> **Task description**
How many lines in the listing below include the word "performers"? Reply with the count alone.

────────────────

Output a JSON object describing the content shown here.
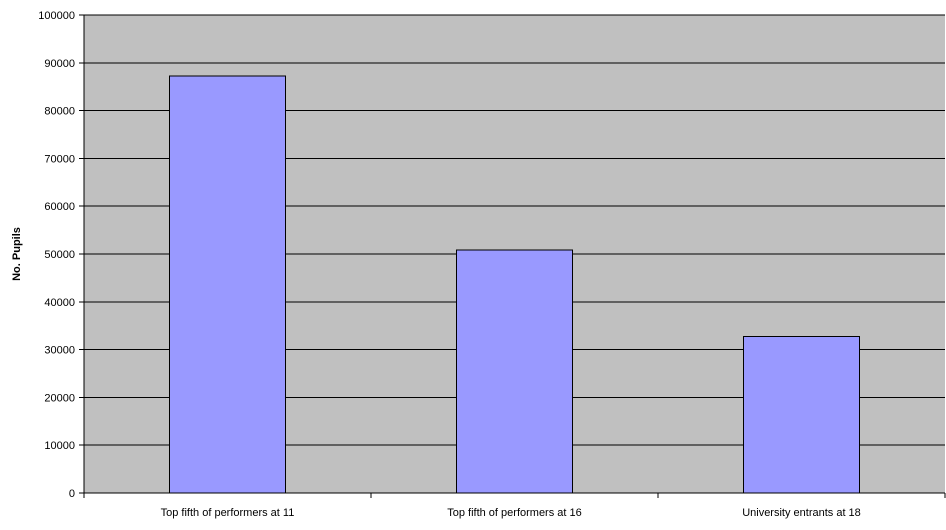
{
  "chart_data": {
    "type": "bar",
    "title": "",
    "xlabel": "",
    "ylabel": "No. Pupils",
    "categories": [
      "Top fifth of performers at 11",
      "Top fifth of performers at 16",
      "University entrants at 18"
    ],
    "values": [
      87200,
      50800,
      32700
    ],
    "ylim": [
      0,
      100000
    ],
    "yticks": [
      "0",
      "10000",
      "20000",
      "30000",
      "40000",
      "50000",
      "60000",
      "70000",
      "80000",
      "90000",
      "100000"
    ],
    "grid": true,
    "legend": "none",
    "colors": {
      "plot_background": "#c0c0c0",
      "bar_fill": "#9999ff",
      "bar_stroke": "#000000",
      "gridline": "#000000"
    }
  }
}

────────────────

> **Right answer**
2